**RECORDS SUPPLIED**
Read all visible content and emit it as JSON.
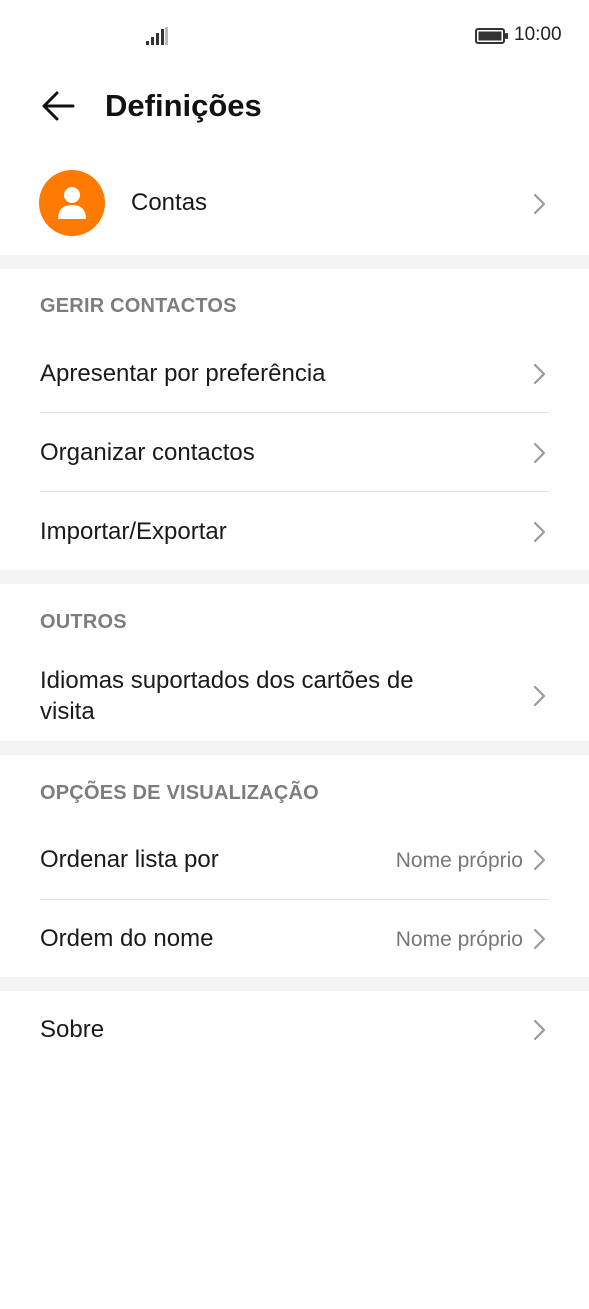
{
  "status_bar": {
    "time": "10:00"
  },
  "header": {
    "title": "Definições"
  },
  "accounts": {
    "label": "Contas"
  },
  "sections": {
    "manage": {
      "heading": "GERIR CONTACTOS",
      "items": [
        {
          "label": "Apresentar por preferência"
        },
        {
          "label": "Organizar contactos"
        },
        {
          "label": "Importar/Exportar"
        }
      ]
    },
    "others": {
      "heading": "OUTROS",
      "items": [
        {
          "label_line1": "Idiomas suportados dos cartões de",
          "label_line2": "visita"
        }
      ]
    },
    "display": {
      "heading": "OPÇÕES DE VISUALIZAÇÃO",
      "items": [
        {
          "label": "Ordenar lista por",
          "value": "Nome próprio"
        },
        {
          "label": "Ordem do nome",
          "value": "Nome próprio"
        }
      ]
    }
  },
  "about": {
    "label": "Sobre"
  },
  "colors": {
    "accent": "#ff7a00",
    "band": "#f4f4f4",
    "secondary_text": "#7d7d7d"
  },
  "icons": [
    "signal-icon",
    "battery-icon",
    "back-arrow-icon",
    "account-avatar-icon",
    "chevron-right-icon"
  ]
}
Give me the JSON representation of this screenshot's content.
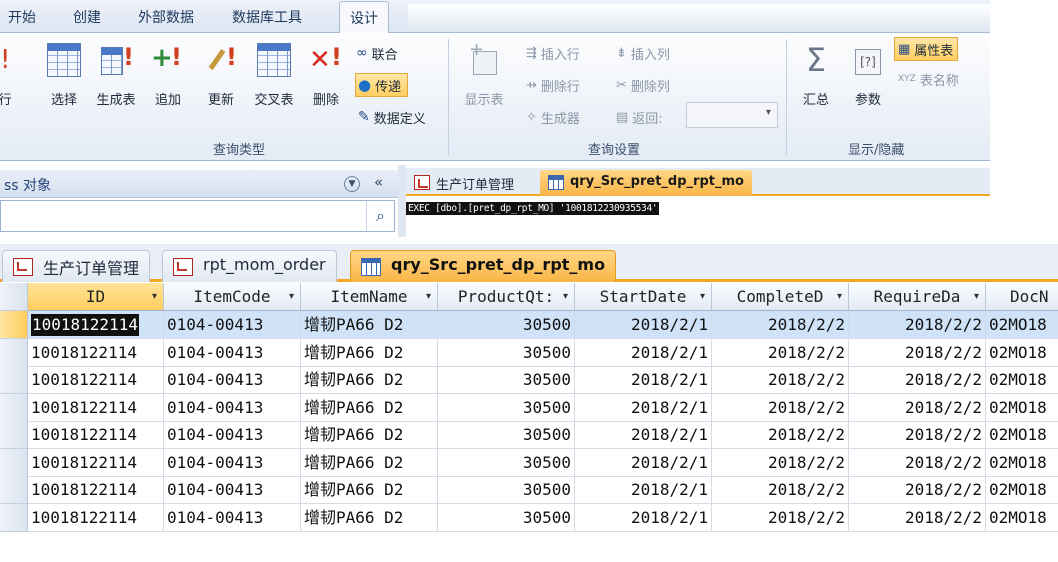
{
  "ribbon_tabs": [
    "开始",
    "创建",
    "外部数据",
    "数据库工具",
    "设计"
  ],
  "ribbon": {
    "left_fragment": "行",
    "query_type": {
      "label": "查询类型",
      "buttons": [
        "选择",
        "生成表",
        "追加",
        "更新",
        "交叉表",
        "删除"
      ],
      "small": [
        "联合",
        "传递",
        "数据定义"
      ]
    },
    "query_setup": {
      "label": "查询设置",
      "show_table": "显示表",
      "insert_row": "插入行",
      "delete_row": "删除行",
      "builder": "生成器",
      "insert_col": "插入列",
      "delete_col": "删除列",
      "return_label": "返回:",
      "return_value": ""
    },
    "show_hide": {
      "label": "显示/隐藏",
      "totals": "汇总",
      "parameters": "参数",
      "property_sheet": "属性表",
      "table_names": "表名称"
    }
  },
  "nav_pane": {
    "title": "ss 对象",
    "search_placeholder": ""
  },
  "query_editor": {
    "tabs": [
      "生产订单管理",
      "qry_Src_pret_dp_rpt_mo"
    ],
    "active_tab": 1,
    "sql": "EXEC [dbo].[pret_dp_rpt_MO] '1001812230935534'"
  },
  "datasheet": {
    "tabs": [
      "生产订单管理",
      "rpt_mom_order",
      "qry_Src_pret_dp_rpt_mo"
    ],
    "active_tab": 2,
    "columns": [
      "ID",
      "ItemCode",
      "ItemName",
      "ProductQt:",
      "StartDate",
      "CompleteD",
      "RequireDa",
      "DocN"
    ],
    "rows": [
      [
        "10018122114",
        "0104-00413",
        "增韧PA66 D2",
        "30500",
        "2018/2/1",
        "2018/2/2",
        "2018/2/2",
        "02MO18"
      ],
      [
        "10018122114",
        "0104-00413",
        "增韧PA66 D2",
        "30500",
        "2018/2/1",
        "2018/2/2",
        "2018/2/2",
        "02MO18"
      ],
      [
        "10018122114",
        "0104-00413",
        "增韧PA66 D2",
        "30500",
        "2018/2/1",
        "2018/2/2",
        "2018/2/2",
        "02MO18"
      ],
      [
        "10018122114",
        "0104-00413",
        "增韧PA66 D2",
        "30500",
        "2018/2/1",
        "2018/2/2",
        "2018/2/2",
        "02MO18"
      ],
      [
        "10018122114",
        "0104-00413",
        "增韧PA66 D2",
        "30500",
        "2018/2/1",
        "2018/2/2",
        "2018/2/2",
        "02MO18"
      ],
      [
        "10018122114",
        "0104-00413",
        "增韧PA66 D2",
        "30500",
        "2018/2/1",
        "2018/2/2",
        "2018/2/2",
        "02MO18"
      ],
      [
        "10018122114",
        "0104-00413",
        "增韧PA66 D2",
        "30500",
        "2018/2/1",
        "2018/2/2",
        "2018/2/2",
        "02MO18"
      ],
      [
        "10018122114",
        "0104-00413",
        "增韧PA66 D2",
        "30500",
        "2018/2/1",
        "2018/2/2",
        "2018/2/2",
        "02MO18"
      ]
    ],
    "current_row": 0
  },
  "colors": {
    "accent_tab": "#f9b546",
    "selected_row": "#cfe2f7",
    "ribbon_text": "#1e395b"
  }
}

**WORK INSTRUCTIONS**
Copy all the entries word for word. Omit any pictures.

**PROBLEM SOLUTION**
Read all visible content and emit it as JSON.
{
  "status_bar": {
    "time": "10:00"
  },
  "header": {
    "title": "Definições"
  },
  "accounts": {
    "label": "Contas"
  },
  "sections": {
    "manage": {
      "heading": "GERIR CONTACTOS",
      "items": [
        {
          "label": "Apresentar por preferência"
        },
        {
          "label": "Organizar contactos"
        },
        {
          "label": "Importar/Exportar"
        }
      ]
    },
    "others": {
      "heading": "OUTROS",
      "items": [
        {
          "label_line1": "Idiomas suportados dos cartões de",
          "label_line2": "visita"
        }
      ]
    },
    "display": {
      "heading": "OPÇÕES DE VISUALIZAÇÃO",
      "items": [
        {
          "label": "Ordenar lista por",
          "value": "Nome próprio"
        },
        {
          "label": "Ordem do nome",
          "value": "Nome próprio"
        }
      ]
    }
  },
  "about": {
    "label": "Sobre"
  },
  "colors": {
    "accent": "#ff7a00",
    "band": "#f4f4f4",
    "secondary_text": "#7d7d7d"
  },
  "icons": [
    "signal-icon",
    "battery-icon",
    "back-arrow-icon",
    "account-avatar-icon",
    "chevron-right-icon"
  ]
}
Give me the JSON representation of this screenshot's content.
{
  "ribbon_tabs": [
    "开始",
    "创建",
    "外部数据",
    "数据库工具",
    "设计"
  ],
  "ribbon": {
    "left_fragment": "行",
    "query_type": {
      "label": "查询类型",
      "buttons": [
        "选择",
        "生成表",
        "追加",
        "更新",
        "交叉表",
        "删除"
      ],
      "small": [
        "联合",
        "传递",
        "数据定义"
      ]
    },
    "query_setup": {
      "label": "查询设置",
      "show_table": "显示表",
      "insert_row": "插入行",
      "delete_row": "删除行",
      "builder": "生成器",
      "insert_col": "插入列",
      "delete_col": "删除列",
      "return_label": "返回:",
      "return_value": ""
    },
    "show_hide": {
      "label": "显示/隐藏",
      "totals": "汇总",
      "parameters": "参数",
      "property_sheet": "属性表",
      "table_names": "表名称"
    }
  },
  "nav_pane": {
    "title": "ss 对象",
    "search_placeholder": ""
  },
  "query_editor": {
    "tabs": [
      "生产订单管理",
      "qry_Src_pret_dp_rpt_mo"
    ],
    "active_tab": 1,
    "sql": "EXEC [dbo].[pret_dp_rpt_MO] '1001812230935534'"
  },
  "datasheet": {
    "tabs": [
      "生产订单管理",
      "rpt_mom_order",
      "qry_Src_pret_dp_rpt_mo"
    ],
    "active_tab": 2,
    "columns": [
      "ID",
      "ItemCode",
      "ItemName",
      "ProductQt:",
      "StartDate",
      "CompleteD",
      "RequireDa",
      "DocN"
    ],
    "rows": [
      [
        "10018122114",
        "0104-00413",
        "增韧PA66 D2",
        "30500",
        "2018/2/1",
        "2018/2/2",
        "2018/2/2",
        "02MO18"
      ],
      [
        "10018122114",
        "0104-00413",
        "增韧PA66 D2",
        "30500",
        "2018/2/1",
        "2018/2/2",
        "2018/2/2",
        "02MO18"
      ],
      [
        "10018122114",
        "0104-00413",
        "增韧PA66 D2",
        "30500",
        "2018/2/1",
        "2018/2/2",
        "2018/2/2",
        "02MO18"
      ],
      [
        "10018122114",
        "0104-00413",
        "增韧PA66 D2",
        "30500",
        "2018/2/1",
        "2018/2/2",
        "2018/2/2",
        "02MO18"
      ],
      [
        "10018122114",
        "0104-00413",
        "增韧PA66 D2",
        "30500",
        "2018/2/1",
        "2018/2/2",
        "2018/2/2",
        "02MO18"
      ],
      [
        "10018122114",
        "0104-00413",
        "增韧PA66 D2",
        "30500",
        "2018/2/1",
        "2018/2/2",
        "2018/2/2",
        "02MO18"
      ],
      [
        "10018122114",
        "0104-00413",
        "增韧PA66 D2",
        "30500",
        "2018/2/1",
        "2018/2/2",
        "2018/2/2",
        "02MO18"
      ],
      [
        "10018122114",
        "0104-00413",
        "增韧PA66 D2",
        "30500",
        "2018/2/1",
        "2018/2/2",
        "2018/2/2",
        "02MO18"
      ]
    ],
    "current_row": 0
  },
  "colors": {
    "accent_tab": "#f9b546",
    "selected_row": "#cfe2f7",
    "ribbon_text": "#1e395b"
  }
}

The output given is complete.